PROMPT A
Print the lines of the entries starting at the line that contains "y-tick-label: 1468.25 xyxy=(888,791,1028,831)" and ending at the line that contains "candle-body xyxy=(352,624,373,727)", with both of those lines included, and reproduce each one exactly.

** start of DOCUMENT SEGMENT **

Alex Ross (born 1968) is an American music critic. He has been on the staff of The New Yorker magazine since 1996, and he has written the books The Rest Is Noise: Listening to the Twentieth Century (2007), Listen to This (2011), and Wagnerism: Art and Politics in the Shadow of Music (2020).

Biography[]

Ross is a 1986 graduate of St. Albans School in Washington, D.C., having previously attended the Potomac School in McLean, Virginia. He is a 1990 graduate of Harvard University, where he studied under composer Peter Lieberson and was a DJ on the classical and underground rock departments of the college radio station, WHRB. He earned a Harvard A.B. in English summa cum laude for a thesis on James Joyce.

Journalism career[]

From 1992 to 1996 Ross was a music critic at The New York Times. He also wrote for The New Republic, Slate, the London Review of Books, Lingua Franca, Fanfare and Feed. He first contributed to The New Yorker in 1993 and became a staff writer in 1996.

Books[]

His first book, The Rest Is Noise: Listening to the Twentieth Century, a cultural history of music since 1900, was released in the U.S. in 2007 by Farrar, Straus and Giroux and in the U.K. in 2008. The book received widespread critical praise in the U.S., garnering a National Book Critics Circle Award, a spot on The New York Times list of the ten best books of 2007, and a finalist citation for the Pulitzer Prize in general nonfiction. The book was also shortlisted for the 2008 Samuel Johnson Prize for nonfiction.[1]

His second book, Listen to This, was released in the U.S. in September 2010 by Farrar, Straus and Giroux and was published in the U.K. in November 2010. In September 2020, his third book Wagnerism came out.[2]

Accolades[]

He has received a MacArthur Fellowship,[3] three ASCAP Deems Taylor Awards for music writing, and a Holtzbrinck fellowship at the American Academy in Berlin. In 2012 he received the Belmont Prize for Contemporary Music at the pèlerinages Art Festival in Weimar. In 2016, he was awarded the Champion of New Music award by the American Composers Forum.[4]

Personal life[]

Alex Ross married director Jonathan Lisecki in Canada in 2006.[5][6]

Bibliography[]

References[]

  1. ^ "BBC Four – 2008 Shortlist for Samuel Johnson Prize".

** end of DOCUMENT SEGMENT **

PROMPT B
Output the passage from the Alex Ross article starting at "Journalism career[]" and ending at "writer in 1996.", word for word.

** start of ROWS **

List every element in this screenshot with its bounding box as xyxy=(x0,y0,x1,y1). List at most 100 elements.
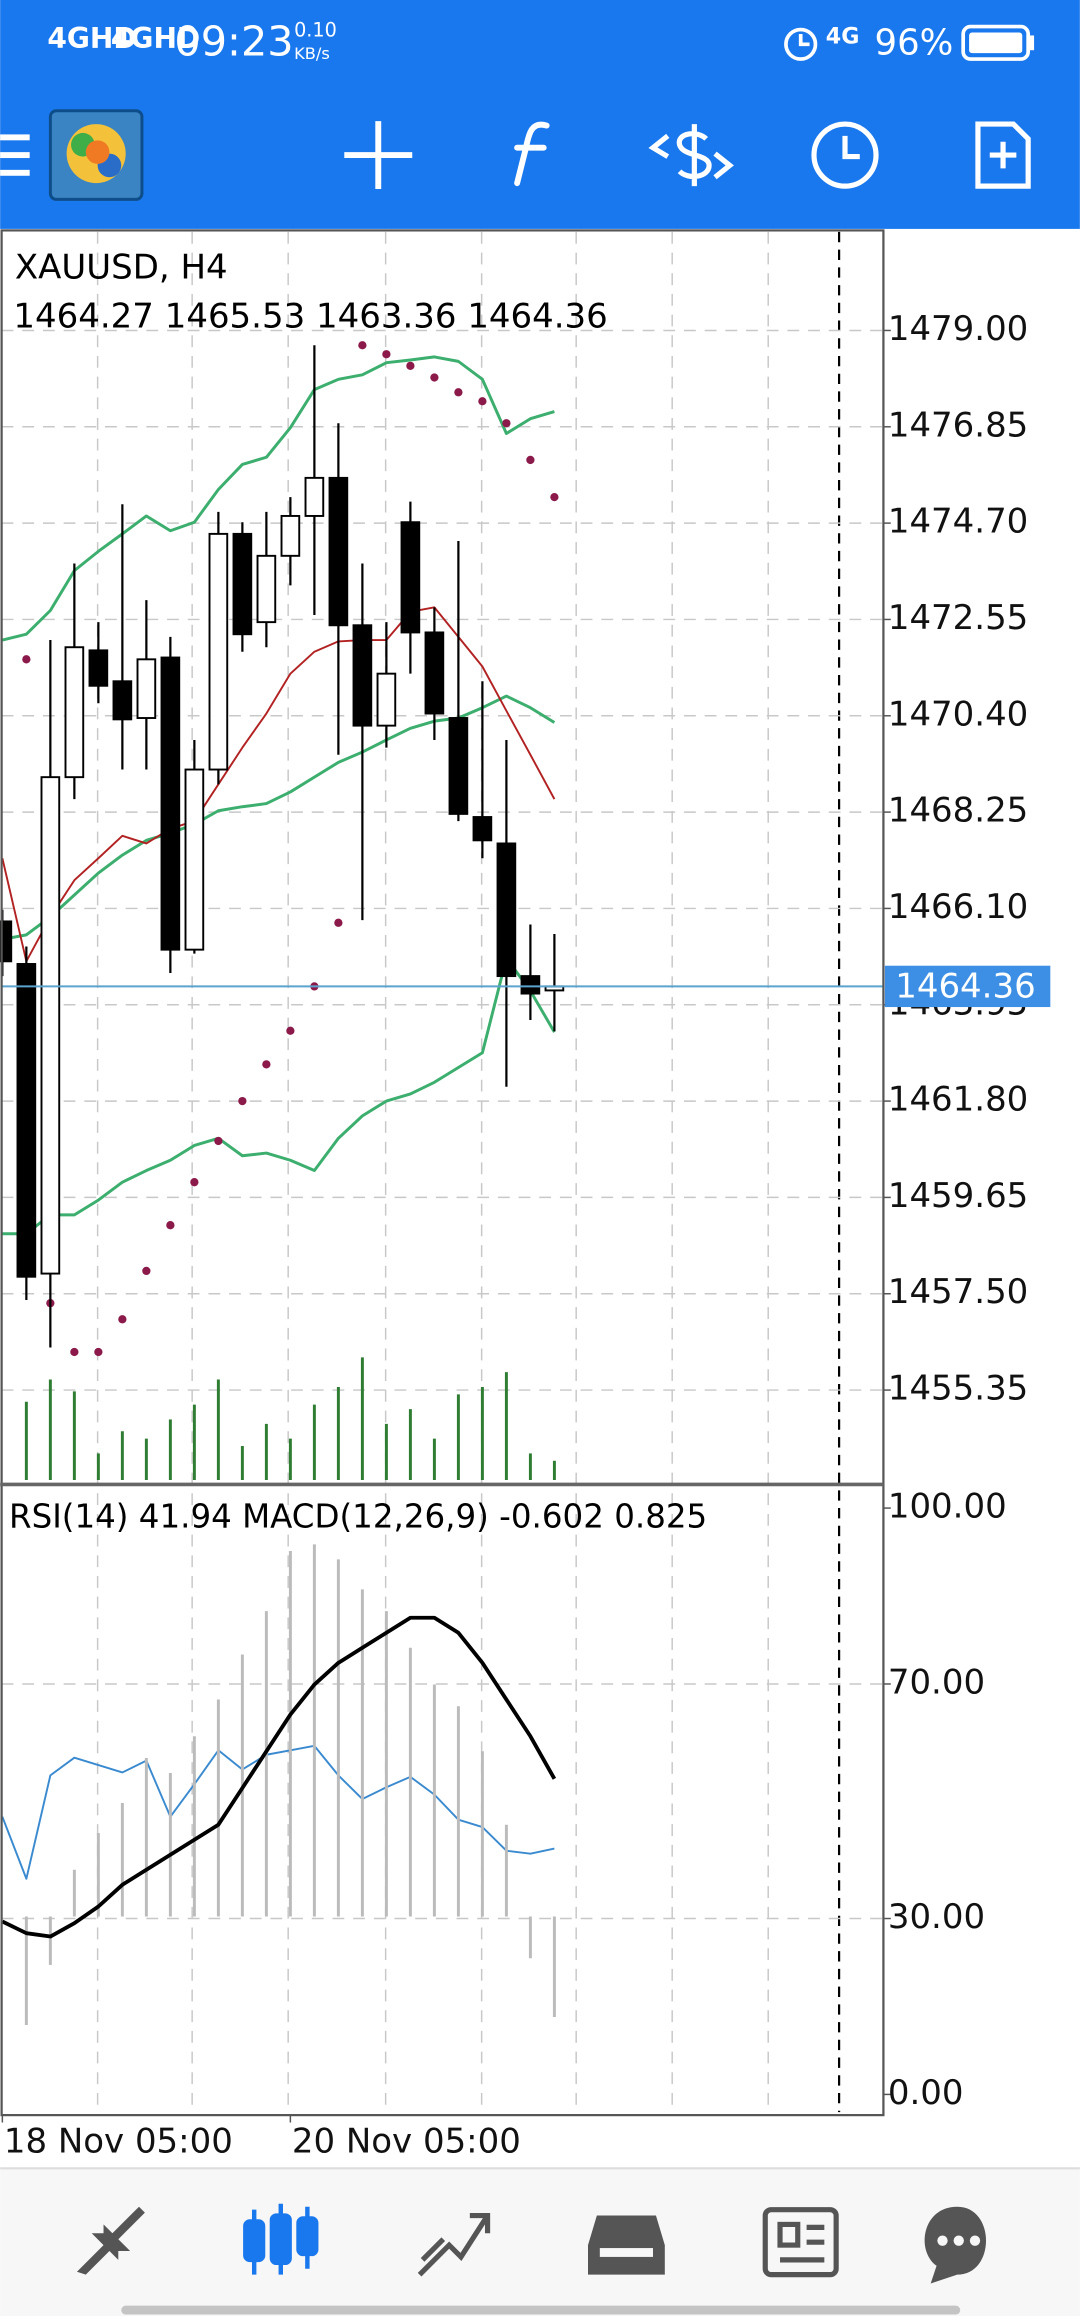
y-tick-label: 1468.25 xyxy=(888,791,1028,831)
trade-tab[interactable] xyxy=(417,2212,491,2277)
y-tick-label: 1474.70 xyxy=(888,502,1028,542)
candle-body xyxy=(280,514,301,557)
sar-dot xyxy=(406,361,415,370)
battery-level: 96% xyxy=(875,22,954,63)
macd-value: -0.602 xyxy=(499,1497,604,1535)
indicator-line xyxy=(1,1615,557,1939)
y-tick-label: 0.00 xyxy=(888,2073,964,2113)
app-icon[interactable] xyxy=(48,109,144,201)
candle-body xyxy=(328,476,349,627)
candle-body xyxy=(304,476,325,517)
period-button[interactable] xyxy=(811,121,879,189)
chart-tab[interactable] xyxy=(243,2203,319,2275)
quotes-tab[interactable] xyxy=(76,2206,145,2275)
chart-title: XAUUSD, H4 xyxy=(15,247,228,287)
bottom-nav xyxy=(0,2168,1080,2316)
indicator-window xyxy=(1,1544,884,2025)
candle-body xyxy=(40,776,61,1275)
sar-dot xyxy=(22,655,31,664)
sar-dot xyxy=(430,373,439,382)
close-value: 1464.36 xyxy=(467,296,607,336)
signal-indicator: 4GHD xyxy=(47,22,136,55)
sar-dot xyxy=(502,419,511,428)
sar-dot xyxy=(190,1178,199,1187)
candle-body xyxy=(424,631,445,715)
macd-name: MACD(12,26,9) xyxy=(242,1497,489,1535)
current-price-box xyxy=(884,965,1051,1008)
y-tick-label: 1472.55 xyxy=(888,598,1028,638)
candle-body xyxy=(352,624,373,727)
crosshair-button[interactable] xyxy=(344,121,413,190)
sar-dot xyxy=(286,1026,295,1035)
sar-dot xyxy=(526,455,535,465)
network-type: 4G xyxy=(826,23,860,49)
candle-body xyxy=(16,963,37,1278)
candle-body xyxy=(184,768,205,951)
menu-button[interactable] xyxy=(0,134,30,176)
y-tick-label: 1455.35 xyxy=(888,1369,1028,1409)
x-tick-label: 18 Nov 05:00 xyxy=(4,2122,233,2162)
history-tab[interactable] xyxy=(588,2215,665,2275)
sar-dot xyxy=(262,1060,271,1069)
main-window xyxy=(0,329,884,1480)
chat-tab[interactable] xyxy=(924,2206,987,2284)
y-tick-label: 70.00 xyxy=(888,1662,985,1702)
macd-signal-value: 0.825 xyxy=(614,1497,707,1535)
sar-dot xyxy=(118,1315,127,1324)
candle-body xyxy=(472,816,493,842)
signal-indicator: 4GHD xyxy=(111,22,200,55)
indicator-line xyxy=(2,694,556,941)
trade-button[interactable] xyxy=(648,124,734,187)
candle-body xyxy=(520,975,541,995)
indicator-legend: RSI(14) 41.94 MACD(12,26,9) -0.602 0.825 xyxy=(9,1497,707,1535)
current-price-label: 1464.36 xyxy=(895,966,1035,1006)
y-tick-label: 100.00 xyxy=(888,1487,1007,1527)
news-tab[interactable] xyxy=(762,2207,839,2278)
indicator-line xyxy=(1,606,556,963)
candle-body xyxy=(136,658,157,719)
indicator-line xyxy=(1,1744,555,1880)
vertical-grid xyxy=(96,231,769,2113)
scroll-indicator xyxy=(121,2305,961,2315)
candle-body xyxy=(208,532,229,771)
candle-body xyxy=(400,521,421,634)
y-tick-label: 1459.65 xyxy=(888,1176,1028,1216)
sar-dot xyxy=(478,397,487,406)
new-order-button[interactable] xyxy=(975,121,1031,189)
sar-dot xyxy=(142,1266,151,1276)
ohlc-readout: 1464.27 1465.53 1463.36 1464.36 xyxy=(13,296,607,336)
indicator-line xyxy=(2,956,556,1236)
low-value: 1463.36 xyxy=(316,296,456,336)
sar-dot xyxy=(238,1096,247,1106)
sar-dot xyxy=(382,350,391,359)
candle-body xyxy=(448,717,469,815)
rsi-value: 41.94 xyxy=(139,1497,232,1535)
sar-dot xyxy=(454,388,463,397)
candle-body xyxy=(64,646,85,779)
y-tick-label: 1457.50 xyxy=(888,1272,1028,1312)
sar-dot xyxy=(214,1136,223,1146)
candle-body xyxy=(160,656,181,951)
candle-body xyxy=(496,842,517,978)
indicator-line xyxy=(2,355,555,642)
open-value: 1464.27 xyxy=(13,296,153,336)
candle-body xyxy=(112,680,133,721)
alarm-icon xyxy=(784,27,818,61)
rsi-name: RSI(14) xyxy=(9,1497,128,1535)
candle-body xyxy=(88,649,109,687)
chart-area[interactable] xyxy=(0,228,1080,2169)
y-tick-label: 1479.00 xyxy=(888,309,1028,349)
sar-dot xyxy=(166,1221,175,1230)
sar-dot xyxy=(334,918,343,927)
y-tick-label: 1476.85 xyxy=(888,405,1028,445)
axis-labels: 1479.00 1476.85 1474.70 1472.55 1470.40 1468.… xyxy=(1,309,1051,2162)
net-speed: 0.10 xyxy=(294,19,337,42)
indicators-button[interactable] xyxy=(514,121,550,187)
chart-border xyxy=(0,229,885,2117)
y-tick-label: 30.00 xyxy=(888,1897,985,1937)
sar-dot xyxy=(94,1347,103,1357)
high-value: 1465.53 xyxy=(165,296,305,336)
y-tick-label: 1461.80 xyxy=(888,1080,1028,1120)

** end of ROWS **

ANSWER A
y-tick-label: 1468.25 xyxy=(888,791,1028,831)
trade-tab[interactable] xyxy=(417,2212,491,2277)
y-tick-label: 1474.70 xyxy=(888,502,1028,542)
candle-body xyxy=(280,514,301,557)
sar-dot xyxy=(406,361,415,370)
battery-level: 96% xyxy=(875,22,954,63)
macd-value: -0.602 xyxy=(499,1497,604,1535)
indicator-line xyxy=(1,1615,557,1939)
y-tick-label: 0.00 xyxy=(888,2073,964,2113)
app-icon[interactable] xyxy=(48,109,144,201)
candle-body xyxy=(328,476,349,627)
candle-body xyxy=(304,476,325,517)
period-button[interactable] xyxy=(811,121,879,189)
chart-tab[interactable] xyxy=(243,2203,319,2275)
quotes-tab[interactable] xyxy=(76,2206,145,2275)
chart-title: XAUUSD, H4 xyxy=(15,247,228,287)
bottom-nav xyxy=(0,2168,1080,2316)
indicator-window xyxy=(1,1544,884,2025)
candle-body xyxy=(40,776,61,1275)
sar-dot xyxy=(22,655,31,664)
sar-dot xyxy=(430,373,439,382)
close-value: 1464.36 xyxy=(467,296,607,336)
signal-indicator: 4GHD xyxy=(47,22,136,55)
sar-dot xyxy=(502,419,511,428)
sar-dot xyxy=(190,1178,199,1187)
candle-body xyxy=(424,631,445,715)
macd-name: MACD(12,26,9) xyxy=(242,1497,489,1535)
current-price-box xyxy=(884,965,1051,1008)
y-tick-label: 1472.55 xyxy=(888,598,1028,638)
candle-body xyxy=(352,624,373,727)

ANSWER B
Journalism career[]

From 1992 to 1996 Ross was a music critic at The New York Times. He also wrote for The New Republic, Slate, the London Review of Books, Lingua Franca, Fanfare and Feed. He first contributed to The New Yorker in 1993 and became a staff writer in 1996.